Records shown →
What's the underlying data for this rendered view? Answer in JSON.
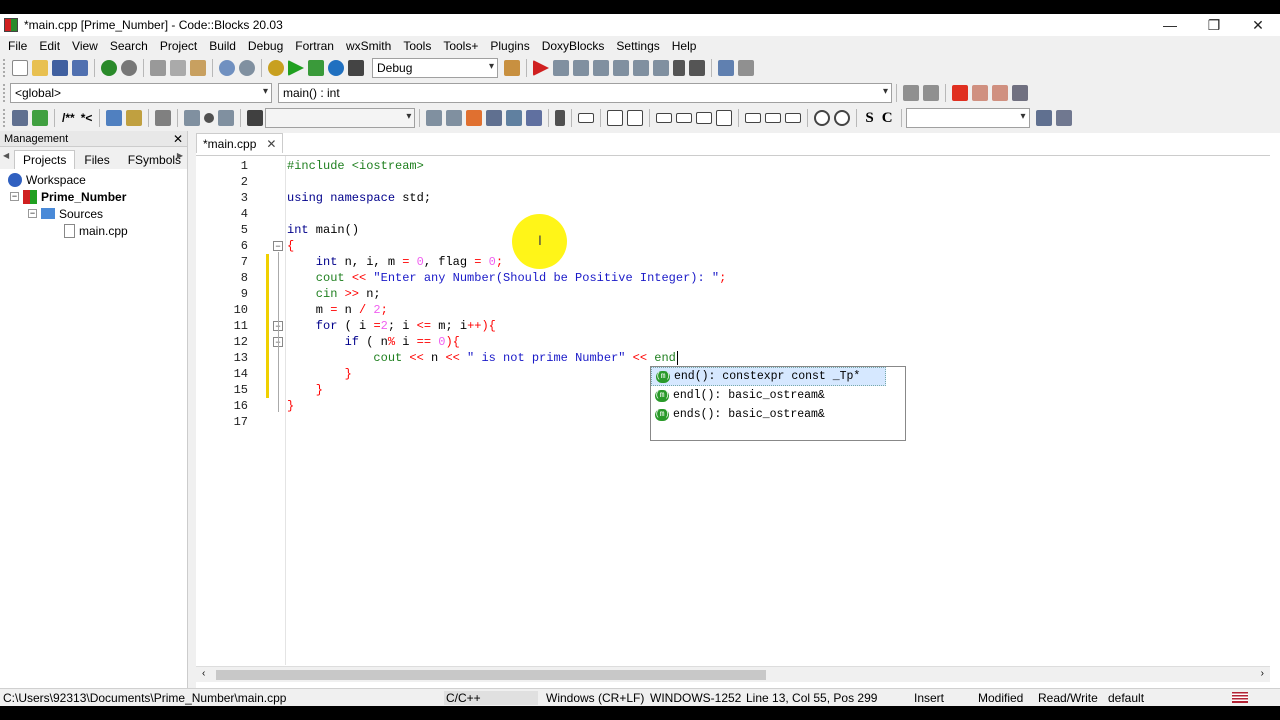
{
  "window": {
    "title": "*main.cpp [Prime_Number] - Code::Blocks 20.03",
    "minimize_icon": "—",
    "restore_icon": "❐",
    "close_icon": "✕"
  },
  "menu": [
    "File",
    "Edit",
    "View",
    "Search",
    "Project",
    "Build",
    "Debug",
    "Fortran",
    "wxSmith",
    "Tools",
    "Tools+",
    "Plugins",
    "DoxyBlocks",
    "Settings",
    "Help"
  ],
  "toolbar": {
    "build_target": "Debug",
    "scope": "<global>",
    "function": "main() : int",
    "doxy_text_1": "/**",
    "doxy_text_2": "*<",
    "bold_s": "S",
    "bold_c": "C"
  },
  "management": {
    "title": "Management",
    "close": "✕",
    "tabs": [
      "Projects",
      "Files",
      "FSymbols"
    ],
    "tree": {
      "workspace": "Workspace",
      "project": "Prime_Number",
      "sources": "Sources",
      "file": "main.cpp"
    }
  },
  "editor": {
    "tab_label": "*main.cpp",
    "tab_close": "✕",
    "line_numbers": [
      "1",
      "2",
      "3",
      "4",
      "5",
      "6",
      "7",
      "8",
      "9",
      "10",
      "11",
      "12",
      "13",
      "14",
      "15",
      "16",
      "17"
    ],
    "code": {
      "l1": "#include <iostream>",
      "l3a": "using namespace",
      "l3b": " std;",
      "l5a": "int",
      "l5b": " main()",
      "l6": "{",
      "l7a": "    int",
      "l7b": " n, i, m ",
      "l7c": "=",
      "l7d": " 0",
      "l7e": ", flag ",
      "l7f": "=",
      "l7g": " 0",
      "l7h": ";",
      "l8a": "    cout ",
      "l8b": "<<",
      "l8c": " \"Enter any Number(Should be Positive Integer): \"",
      "l8d": ";",
      "l9a": "    cin ",
      "l9b": ">>",
      "l9c": " n;",
      "l10a": "    m ",
      "l10b": "=",
      "l10c": " n ",
      "l10d": "/",
      "l10e": " 2",
      "l10f": ";",
      "l11a": "    for",
      "l11b": " ( i ",
      "l11c": "=",
      "l11d": "2",
      "l11e": "; i ",
      "l11f": "<=",
      "l11g": " m; i",
      "l11h": "++",
      "l11i": "){",
      "l12a": "        if",
      "l12b": " ( n",
      "l12c": "%",
      "l12d": " i ",
      "l12e": "==",
      "l12f": " 0",
      "l12g": "){",
      "l13a": "            cout ",
      "l13b": "<<",
      "l13c": " n ",
      "l13d": "<<",
      "l13e": " \" is not prime Number\" ",
      "l13f": "<<",
      "l13g": " end",
      "l14": "        }",
      "l15": "    }",
      "l16": "}"
    }
  },
  "autocomplete": [
    {
      "icon": "(m)",
      "label": "end(): constexpr const _Tp*"
    },
    {
      "icon": "(m)",
      "label": "endl(): basic_ostream&"
    },
    {
      "icon": "(m)",
      "label": "ends(): basic_ostream&"
    }
  ],
  "status": {
    "path": "C:\\Users\\92313\\Documents\\Prime_Number\\main.cpp",
    "language": "C/C++",
    "eol": "Windows (CR+LF)",
    "encoding": "WINDOWS-1252",
    "position": "Line 13, Col 55, Pos 299",
    "mode": "Insert",
    "modified": "Modified",
    "access": "Read/Write",
    "theme": "default"
  }
}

Exercise brief → All records should be output exactly, with the pictures left out.

Worked answer →
What's the underlying data for this rendered view? Answer in JSON.
{
  "window": {
    "title": "*main.cpp [Prime_Number] - Code::Blocks 20.03",
    "minimize_icon": "—",
    "restore_icon": "❐",
    "close_icon": "✕"
  },
  "menu": [
    "File",
    "Edit",
    "View",
    "Search",
    "Project",
    "Build",
    "Debug",
    "Fortran",
    "wxSmith",
    "Tools",
    "Tools+",
    "Plugins",
    "DoxyBlocks",
    "Settings",
    "Help"
  ],
  "toolbar": {
    "build_target": "Debug",
    "scope": "<global>",
    "function": "main() : int",
    "doxy_text_1": "/**",
    "doxy_text_2": "*<",
    "bold_s": "S",
    "bold_c": "C"
  },
  "management": {
    "title": "Management",
    "close": "✕",
    "tabs": [
      "Projects",
      "Files",
      "FSymbols"
    ],
    "tree": {
      "workspace": "Workspace",
      "project": "Prime_Number",
      "sources": "Sources",
      "file": "main.cpp"
    }
  },
  "editor": {
    "tab_label": "*main.cpp",
    "tab_close": "✕",
    "line_numbers": [
      "1",
      "2",
      "3",
      "4",
      "5",
      "6",
      "7",
      "8",
      "9",
      "10",
      "11",
      "12",
      "13",
      "14",
      "15",
      "16",
      "17"
    ],
    "code": {
      "l1": "#include <iostream>",
      "l3a": "using namespace",
      "l3b": " std;",
      "l5a": "int",
      "l5b": " main()",
      "l6": "{",
      "l7a": "    int",
      "l7b": " n, i, m ",
      "l7c": "=",
      "l7d": " 0",
      "l7e": ", flag ",
      "l7f": "=",
      "l7g": " 0",
      "l7h": ";",
      "l8a": "    cout ",
      "l8b": "<<",
      "l8c": " \"Enter any Number(Should be Positive Integer): \"",
      "l8d": ";",
      "l9a": "    cin ",
      "l9b": ">>",
      "l9c": " n;",
      "l10a": "    m ",
      "l10b": "=",
      "l10c": " n ",
      "l10d": "/",
      "l10e": " 2",
      "l10f": ";",
      "l11a": "    for",
      "l11b": " ( i ",
      "l11c": "=",
      "l11d": "2",
      "l11e": "; i ",
      "l11f": "<=",
      "l11g": " m; i",
      "l11h": "++",
      "l11i": "){",
      "l12a": "        if",
      "l12b": " ( n",
      "l12c": "%",
      "l12d": " i ",
      "l12e": "==",
      "l12f": " 0",
      "l12g": "){",
      "l13a": "            cout ",
      "l13b": "<<",
      "l13c": " n ",
      "l13d": "<<",
      "l13e": " \" is not prime Number\" ",
      "l13f": "<<",
      "l13g": " end",
      "l14": "        }",
      "l15": "    }",
      "l16": "}"
    }
  },
  "autocomplete": [
    {
      "icon": "(m)",
      "label": "end(): constexpr const _Tp*"
    },
    {
      "icon": "(m)",
      "label": "endl(): basic_ostream&"
    },
    {
      "icon": "(m)",
      "label": "ends(): basic_ostream&"
    }
  ],
  "status": {
    "path": "C:\\Users\\92313\\Documents\\Prime_Number\\main.cpp",
    "language": "C/C++",
    "eol": "Windows (CR+LF)",
    "encoding": "WINDOWS-1252",
    "position": "Line 13, Col 55, Pos 299",
    "mode": "Insert",
    "modified": "Modified",
    "access": "Read/Write",
    "theme": "default"
  }
}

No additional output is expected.